-- EXERCISE DESCRIPTION --
Output every line of the material exactly, omitting images.

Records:
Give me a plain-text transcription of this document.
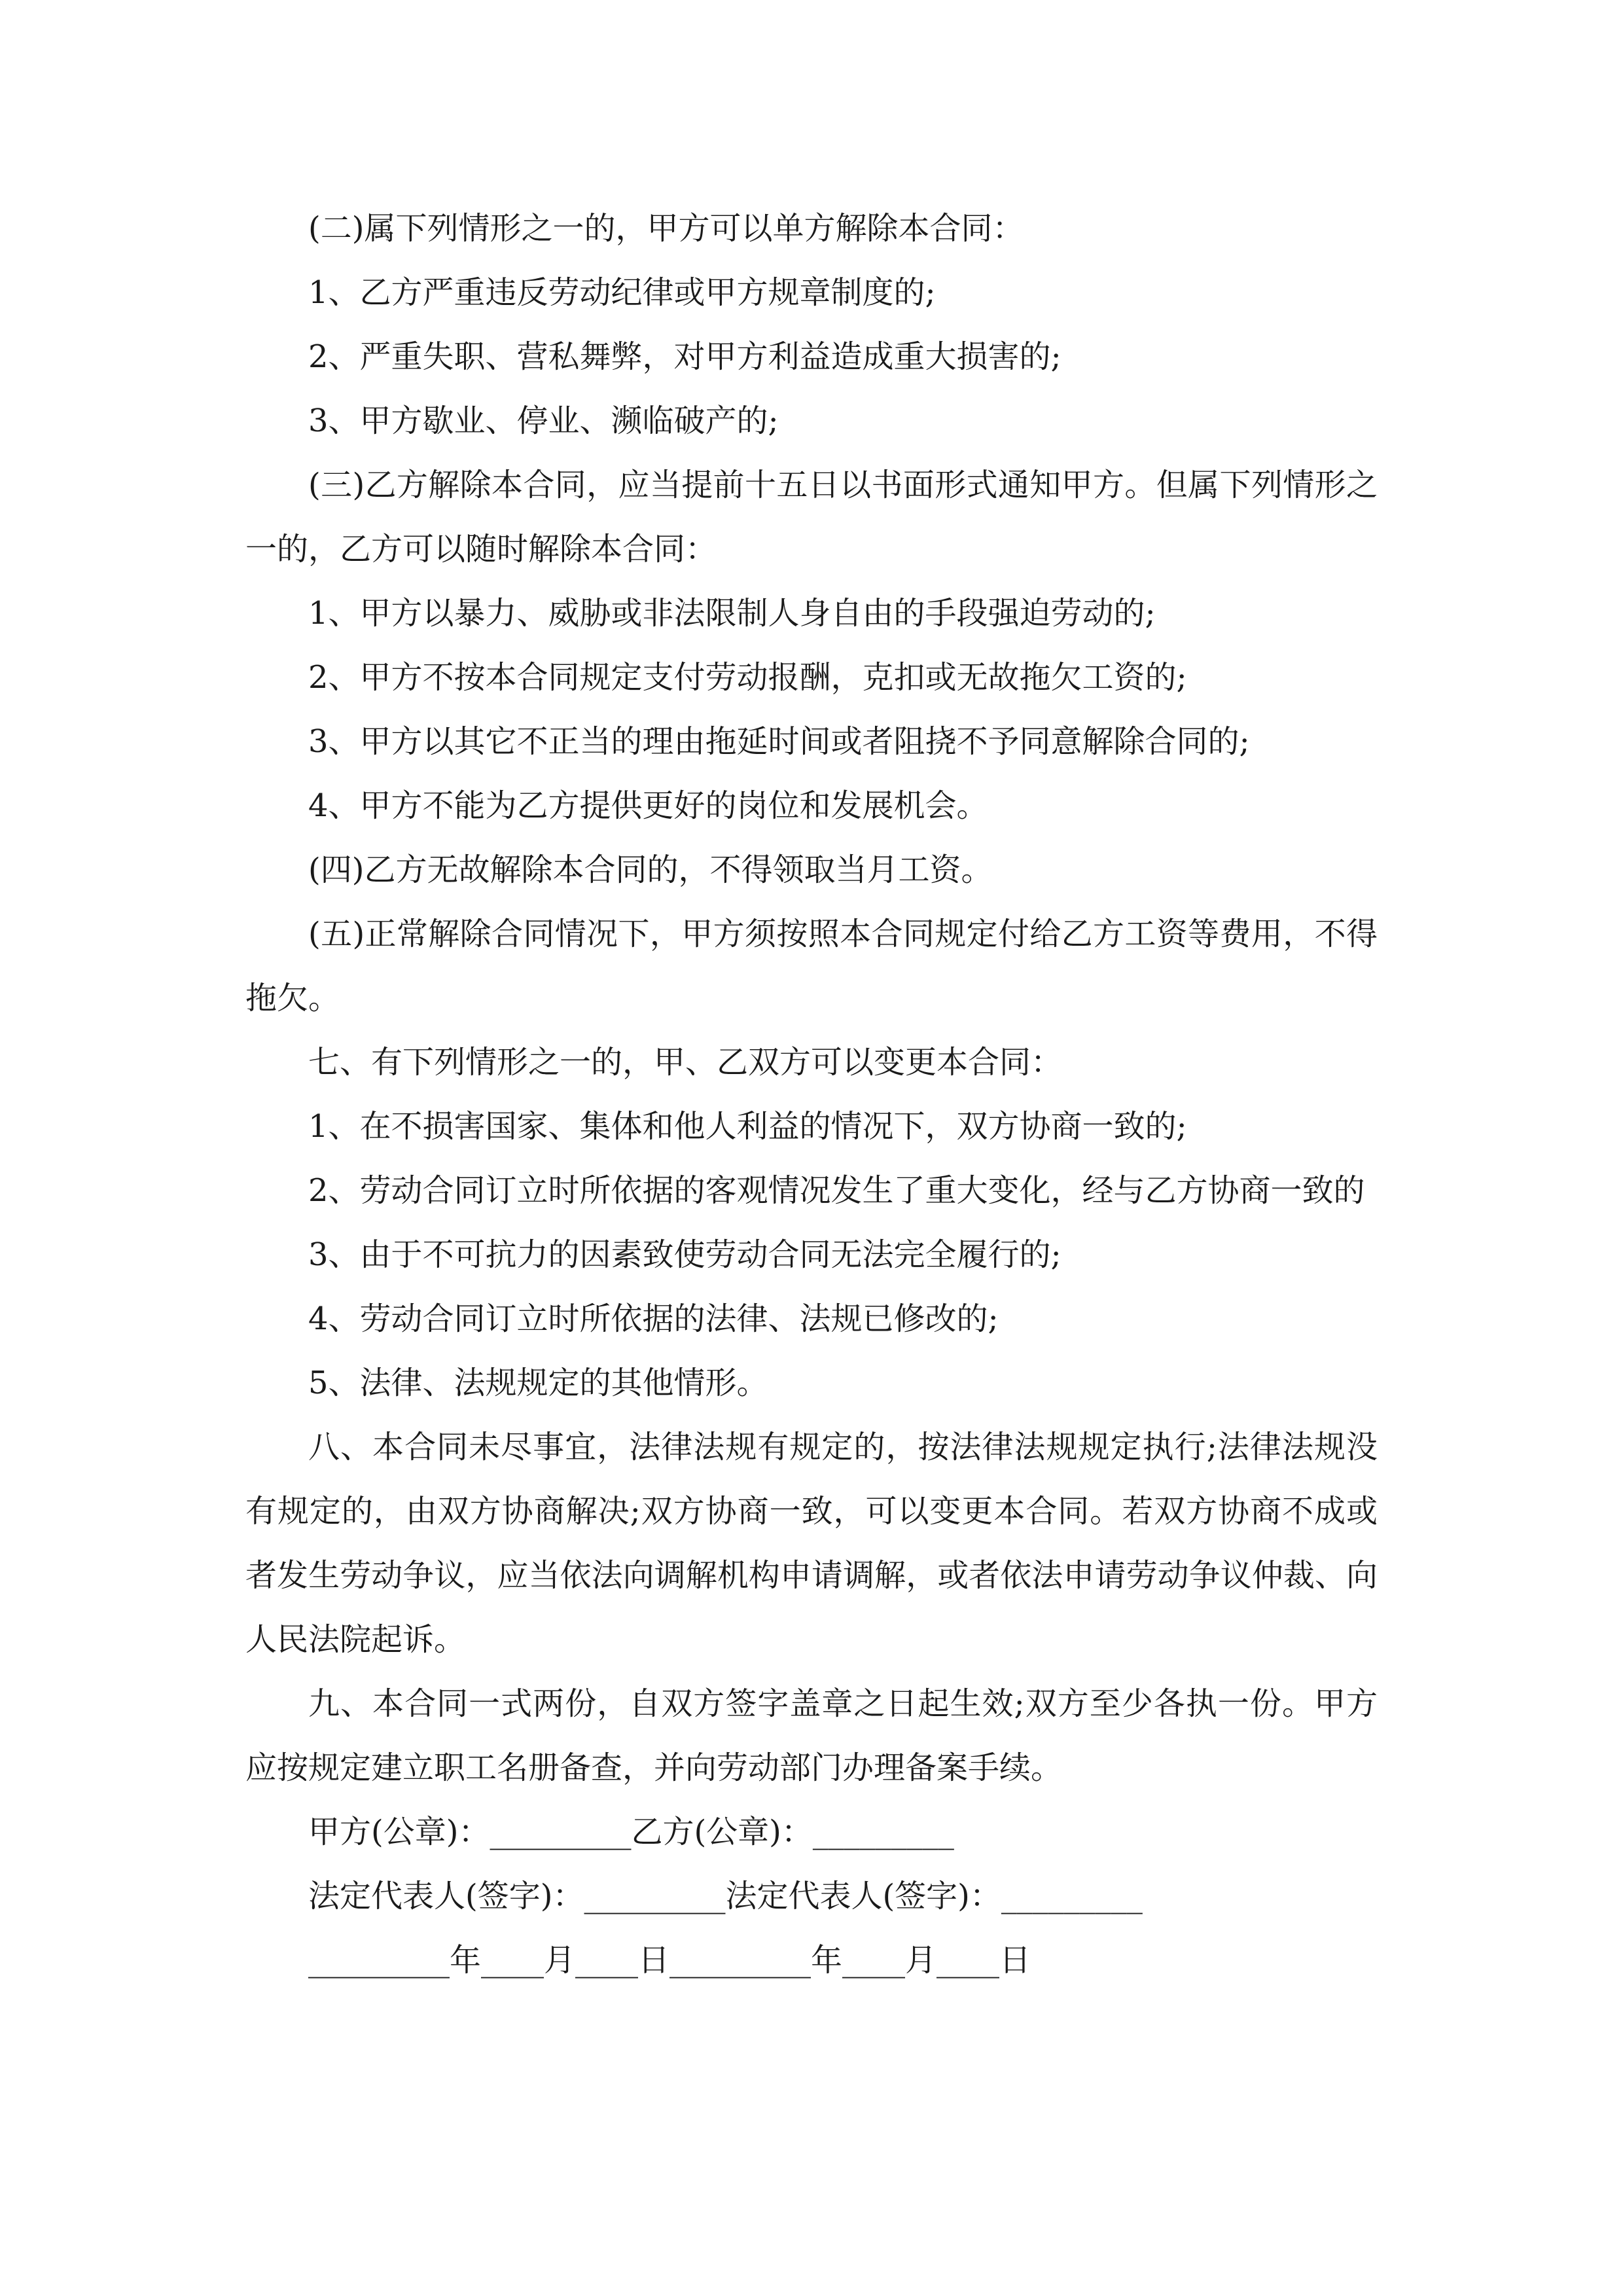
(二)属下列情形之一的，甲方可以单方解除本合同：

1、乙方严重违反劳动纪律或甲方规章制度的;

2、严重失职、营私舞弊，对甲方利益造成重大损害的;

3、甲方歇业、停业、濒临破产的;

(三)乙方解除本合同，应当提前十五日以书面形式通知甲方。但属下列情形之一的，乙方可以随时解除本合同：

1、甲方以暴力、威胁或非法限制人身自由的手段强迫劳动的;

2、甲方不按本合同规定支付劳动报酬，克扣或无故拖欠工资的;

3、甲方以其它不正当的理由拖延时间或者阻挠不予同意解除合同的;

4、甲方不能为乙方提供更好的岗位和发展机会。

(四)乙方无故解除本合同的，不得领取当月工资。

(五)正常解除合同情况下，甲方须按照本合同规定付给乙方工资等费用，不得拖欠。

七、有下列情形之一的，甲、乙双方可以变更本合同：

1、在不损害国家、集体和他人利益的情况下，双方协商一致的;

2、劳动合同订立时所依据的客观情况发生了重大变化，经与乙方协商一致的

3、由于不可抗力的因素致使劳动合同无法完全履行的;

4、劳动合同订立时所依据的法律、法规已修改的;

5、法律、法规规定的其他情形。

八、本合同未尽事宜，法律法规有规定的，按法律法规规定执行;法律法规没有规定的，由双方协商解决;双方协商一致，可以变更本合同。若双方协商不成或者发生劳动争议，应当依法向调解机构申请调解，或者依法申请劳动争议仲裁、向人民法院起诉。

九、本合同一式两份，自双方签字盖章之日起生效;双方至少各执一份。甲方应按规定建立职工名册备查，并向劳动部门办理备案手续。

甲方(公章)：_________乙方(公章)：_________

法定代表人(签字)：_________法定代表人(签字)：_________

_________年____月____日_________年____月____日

-- THE SOLUTION --
Give me a plain-text transcription of this document.
(二)属下列情形之一的，甲方可以单方解除本合同：

1、乙方严重违反劳动纪律或甲方规章制度的;

2、严重失职、营私舞弊，对甲方利益造成重大损害的;

3、甲方歇业、停业、濒临破产的;

(三)乙方解除本合同，应当提前十五日以书面形式通知甲方。但属下列情形之一的，乙方可以随时解除本合同：

1、甲方以暴力、威胁或非法限制人身自由的手段强迫劳动的;

2、甲方不按本合同规定支付劳动报酬，克扣或无故拖欠工资的;

3、甲方以其它不正当的理由拖延时间或者阻挠不予同意解除合同的;

4、甲方不能为乙方提供更好的岗位和发展机会。

(四)乙方无故解除本合同的，不得领取当月工资。

(五)正常解除合同情况下，甲方须按照本合同规定付给乙方工资等费用，不得拖欠。

七、有下列情形之一的，甲、乙双方可以变更本合同：

1、在不损害国家、集体和他人利益的情况下，双方协商一致的;

2、劳动合同订立时所依据的客观情况发生了重大变化，经与乙方协商一致的

3、由于不可抗力的因素致使劳动合同无法完全履行的;

4、劳动合同订立时所依据的法律、法规已修改的;

5、法律、法规规定的其他情形。

八、本合同未尽事宜，法律法规有规定的，按法律法规规定执行;法律法规没有规定的，由双方协商解决;双方协商一致，可以变更本合同。若双方协商不成或者发生劳动争议，应当依法向调解机构申请调解，或者依法申请劳动争议仲裁、向人民法院起诉。

九、本合同一式两份，自双方签字盖章之日起生效;双方至少各执一份。甲方应按规定建立职工名册备查，并向劳动部门办理备案手续。

甲方(公章)：_________乙方(公章)：_________

法定代表人(签字)：_________法定代表人(签字)：_________

_________年____月____日_________年____月____日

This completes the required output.